== Directive ==
Restate the material word for word and leave out anything that is a picture.

Records:
[Start]

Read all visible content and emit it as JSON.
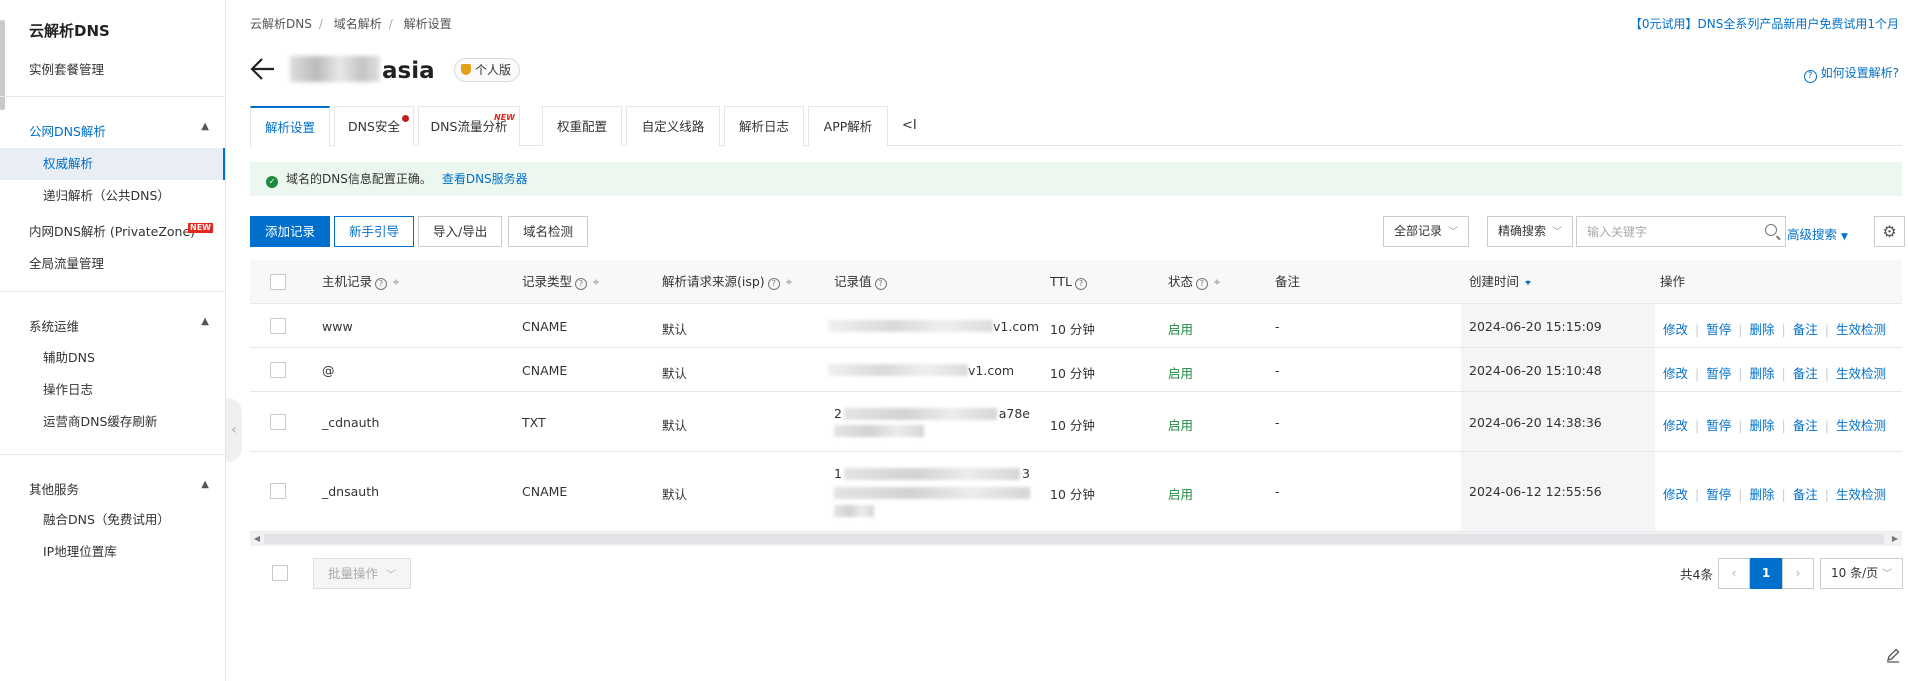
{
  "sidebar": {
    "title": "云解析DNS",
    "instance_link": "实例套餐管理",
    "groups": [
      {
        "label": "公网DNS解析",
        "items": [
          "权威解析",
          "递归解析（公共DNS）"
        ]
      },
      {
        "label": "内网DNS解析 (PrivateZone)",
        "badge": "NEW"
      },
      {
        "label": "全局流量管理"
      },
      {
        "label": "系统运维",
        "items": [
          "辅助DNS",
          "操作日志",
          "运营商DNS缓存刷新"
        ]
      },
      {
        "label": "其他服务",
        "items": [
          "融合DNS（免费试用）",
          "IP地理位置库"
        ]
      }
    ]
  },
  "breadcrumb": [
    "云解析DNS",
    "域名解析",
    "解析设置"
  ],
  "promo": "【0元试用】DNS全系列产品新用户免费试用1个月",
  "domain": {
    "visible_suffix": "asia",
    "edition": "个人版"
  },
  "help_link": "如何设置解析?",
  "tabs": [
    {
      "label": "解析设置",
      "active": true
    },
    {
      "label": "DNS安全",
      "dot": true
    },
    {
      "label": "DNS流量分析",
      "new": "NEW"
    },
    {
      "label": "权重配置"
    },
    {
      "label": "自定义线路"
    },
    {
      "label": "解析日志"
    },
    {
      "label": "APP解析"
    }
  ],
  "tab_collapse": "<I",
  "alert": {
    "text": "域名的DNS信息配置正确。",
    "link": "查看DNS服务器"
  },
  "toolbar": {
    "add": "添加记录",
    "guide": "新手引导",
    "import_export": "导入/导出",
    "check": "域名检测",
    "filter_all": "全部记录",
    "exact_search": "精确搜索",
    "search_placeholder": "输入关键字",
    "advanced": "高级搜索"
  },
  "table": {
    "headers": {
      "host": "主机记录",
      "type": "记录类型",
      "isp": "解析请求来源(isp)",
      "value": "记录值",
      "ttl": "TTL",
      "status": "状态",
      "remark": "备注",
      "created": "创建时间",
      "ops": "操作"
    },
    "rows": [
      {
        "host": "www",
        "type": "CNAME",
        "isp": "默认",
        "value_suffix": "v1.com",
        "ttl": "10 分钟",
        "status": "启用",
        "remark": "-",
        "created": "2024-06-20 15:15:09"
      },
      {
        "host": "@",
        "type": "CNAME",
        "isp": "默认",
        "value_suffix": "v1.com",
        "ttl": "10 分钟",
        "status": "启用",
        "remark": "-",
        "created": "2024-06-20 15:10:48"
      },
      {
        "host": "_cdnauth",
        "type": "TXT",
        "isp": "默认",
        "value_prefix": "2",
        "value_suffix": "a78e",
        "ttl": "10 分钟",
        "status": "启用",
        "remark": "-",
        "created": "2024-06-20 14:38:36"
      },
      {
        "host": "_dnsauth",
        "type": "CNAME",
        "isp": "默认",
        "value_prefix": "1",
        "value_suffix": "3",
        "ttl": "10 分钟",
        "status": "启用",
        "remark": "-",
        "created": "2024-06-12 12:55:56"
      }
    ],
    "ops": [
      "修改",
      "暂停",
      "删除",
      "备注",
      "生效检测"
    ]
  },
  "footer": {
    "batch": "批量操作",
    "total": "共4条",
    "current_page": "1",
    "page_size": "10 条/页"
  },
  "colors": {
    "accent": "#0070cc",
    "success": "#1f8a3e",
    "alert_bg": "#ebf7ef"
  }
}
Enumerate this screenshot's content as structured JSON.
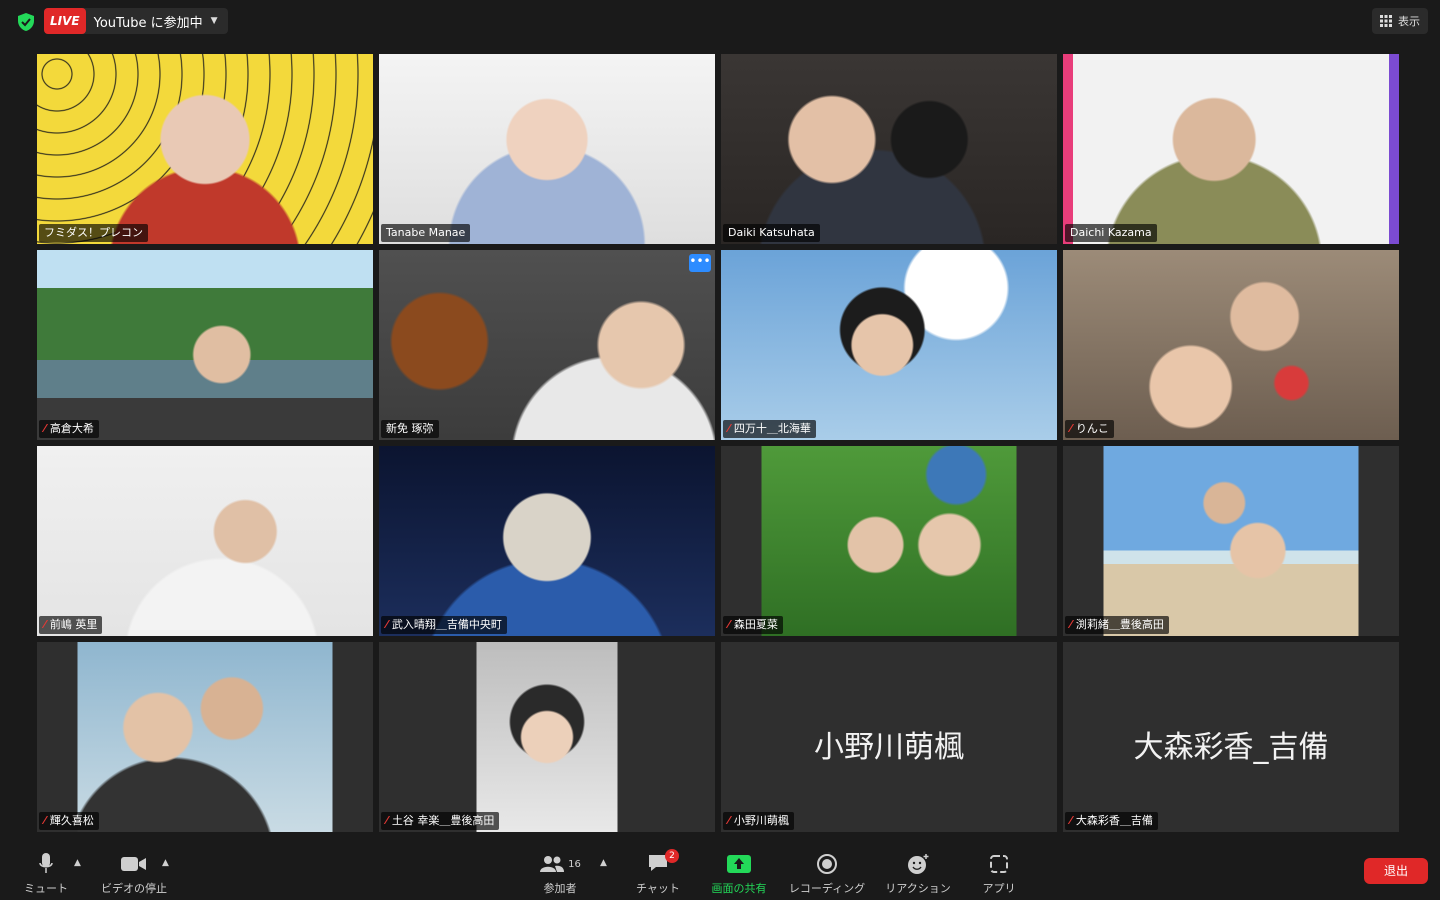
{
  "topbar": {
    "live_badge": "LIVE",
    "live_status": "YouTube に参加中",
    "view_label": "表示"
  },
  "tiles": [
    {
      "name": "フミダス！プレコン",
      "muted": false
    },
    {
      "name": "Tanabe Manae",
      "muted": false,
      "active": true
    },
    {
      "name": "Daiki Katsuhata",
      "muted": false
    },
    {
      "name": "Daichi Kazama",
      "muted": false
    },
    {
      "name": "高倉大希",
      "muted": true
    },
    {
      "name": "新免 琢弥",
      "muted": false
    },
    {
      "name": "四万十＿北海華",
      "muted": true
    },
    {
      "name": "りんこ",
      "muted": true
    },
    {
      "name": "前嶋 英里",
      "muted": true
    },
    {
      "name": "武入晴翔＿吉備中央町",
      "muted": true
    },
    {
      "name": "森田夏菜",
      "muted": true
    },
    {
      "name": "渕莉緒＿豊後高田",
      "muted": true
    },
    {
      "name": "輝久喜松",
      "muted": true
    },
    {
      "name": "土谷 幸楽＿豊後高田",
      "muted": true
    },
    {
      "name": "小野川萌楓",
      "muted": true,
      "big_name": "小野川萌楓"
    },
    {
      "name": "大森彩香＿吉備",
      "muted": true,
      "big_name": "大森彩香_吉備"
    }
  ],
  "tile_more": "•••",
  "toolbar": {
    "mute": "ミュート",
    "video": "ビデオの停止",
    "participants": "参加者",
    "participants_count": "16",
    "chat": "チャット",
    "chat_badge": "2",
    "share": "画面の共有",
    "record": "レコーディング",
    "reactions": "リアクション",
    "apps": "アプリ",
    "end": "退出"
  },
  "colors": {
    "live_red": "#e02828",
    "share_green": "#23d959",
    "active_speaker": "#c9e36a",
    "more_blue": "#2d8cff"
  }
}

[End]

== Task response ==
Read all visible content and emit it as JSON.
{
  "sidebar": {
    "title": "云解析DNS",
    "instance_link": "实例套餐管理",
    "groups": [
      {
        "label": "公网DNS解析",
        "items": [
          "权威解析",
          "递归解析（公共DNS）"
        ]
      },
      {
        "label": "内网DNS解析 (PrivateZone)",
        "badge": "NEW"
      },
      {
        "label": "全局流量管理"
      },
      {
        "label": "系统运维",
        "items": [
          "辅助DNS",
          "操作日志",
          "运营商DNS缓存刷新"
        ]
      },
      {
        "label": "其他服务",
        "items": [
          "融合DNS（免费试用）",
          "IP地理位置库"
        ]
      }
    ]
  },
  "breadcrumb": [
    "云解析DNS",
    "域名解析",
    "解析设置"
  ],
  "promo": "【0元试用】DNS全系列产品新用户免费试用1个月",
  "domain": {
    "visible_suffix": "asia",
    "edition": "个人版"
  },
  "help_link": "如何设置解析?",
  "tabs": [
    {
      "label": "解析设置",
      "active": true
    },
    {
      "label": "DNS安全",
      "dot": true
    },
    {
      "label": "DNS流量分析",
      "new": "NEW"
    },
    {
      "label": "权重配置"
    },
    {
      "label": "自定义线路"
    },
    {
      "label": "解析日志"
    },
    {
      "label": "APP解析"
    }
  ],
  "tab_collapse": "<I",
  "alert": {
    "text": "域名的DNS信息配置正确。",
    "link": "查看DNS服务器"
  },
  "toolbar": {
    "add": "添加记录",
    "guide": "新手引导",
    "import_export": "导入/导出",
    "check": "域名检测",
    "filter_all": "全部记录",
    "exact_search": "精确搜索",
    "search_placeholder": "输入关键字",
    "advanced": "高级搜索"
  },
  "table": {
    "headers": {
      "host": "主机记录",
      "type": "记录类型",
      "isp": "解析请求来源(isp)",
      "value": "记录值",
      "ttl": "TTL",
      "status": "状态",
      "remark": "备注",
      "created": "创建时间",
      "ops": "操作"
    },
    "rows": [
      {
        "host": "www",
        "type": "CNAME",
        "isp": "默认",
        "value_suffix": "v1.com",
        "ttl": "10 分钟",
        "status": "启用",
        "remark": "-",
        "created": "2024-06-20 15:15:09"
      },
      {
        "host": "@",
        "type": "CNAME",
        "isp": "默认",
        "value_suffix": "v1.com",
        "ttl": "10 分钟",
        "status": "启用",
        "remark": "-",
        "created": "2024-06-20 15:10:48"
      },
      {
        "host": "_cdnauth",
        "type": "TXT",
        "isp": "默认",
        "value_prefix": "2",
        "value_suffix": "a78e",
        "ttl": "10 分钟",
        "status": "启用",
        "remark": "-",
        "created": "2024-06-20 14:38:36"
      },
      {
        "host": "_dnsauth",
        "type": "CNAME",
        "isp": "默认",
        "value_prefix": "1",
        "value_suffix": "3",
        "ttl": "10 分钟",
        "status": "启用",
        "remark": "-",
        "created": "2024-06-12 12:55:56"
      }
    ],
    "ops": [
      "修改",
      "暂停",
      "删除",
      "备注",
      "生效检测"
    ]
  },
  "footer": {
    "batch": "批量操作",
    "total": "共4条",
    "current_page": "1",
    "page_size": "10 条/页"
  },
  "colors": {
    "accent": "#0070cc",
    "success": "#1f8a3e",
    "alert_bg": "#ebf7ef"
  }
}
Enumerate this screenshot's content as structured JSON.
{
  "topbar": {
    "live_badge": "LIVE",
    "live_status": "YouTube に参加中",
    "view_label": "表示"
  },
  "tiles": [
    {
      "name": "フミダス！プレコン",
      "muted": false
    },
    {
      "name": "Tanabe Manae",
      "muted": false,
      "active": true
    },
    {
      "name": "Daiki Katsuhata",
      "muted": false
    },
    {
      "name": "Daichi Kazama",
      "muted": false
    },
    {
      "name": "高倉大希",
      "muted": true
    },
    {
      "name": "新免 琢弥",
      "muted": false
    },
    {
      "name": "四万十＿北海華",
      "muted": true
    },
    {
      "name": "りんこ",
      "muted": true
    },
    {
      "name": "前嶋 英里",
      "muted": true
    },
    {
      "name": "武入晴翔＿吉備中央町",
      "muted": true
    },
    {
      "name": "森田夏菜",
      "muted": true
    },
    {
      "name": "渕莉緒＿豊後高田",
      "muted": true
    },
    {
      "name": "輝久喜松",
      "muted": true
    },
    {
      "name": "土谷 幸楽＿豊後高田",
      "muted": true
    },
    {
      "name": "小野川萌楓",
      "muted": true,
      "big_name": "小野川萌楓"
    },
    {
      "name": "大森彩香＿吉備",
      "muted": true,
      "big_name": "大森彩香_吉備"
    }
  ],
  "tile_more": "•••",
  "toolbar": {
    "mute": "ミュート",
    "video": "ビデオの停止",
    "participants": "参加者",
    "participants_count": "16",
    "chat": "チャット",
    "chat_badge": "2",
    "share": "画面の共有",
    "record": "レコーディング",
    "reactions": "リアクション",
    "apps": "アプリ",
    "end": "退出"
  },
  "colors": {
    "live_red": "#e02828",
    "share_green": "#23d959",
    "active_speaker": "#c9e36a",
    "more_blue": "#2d8cff"
  }
}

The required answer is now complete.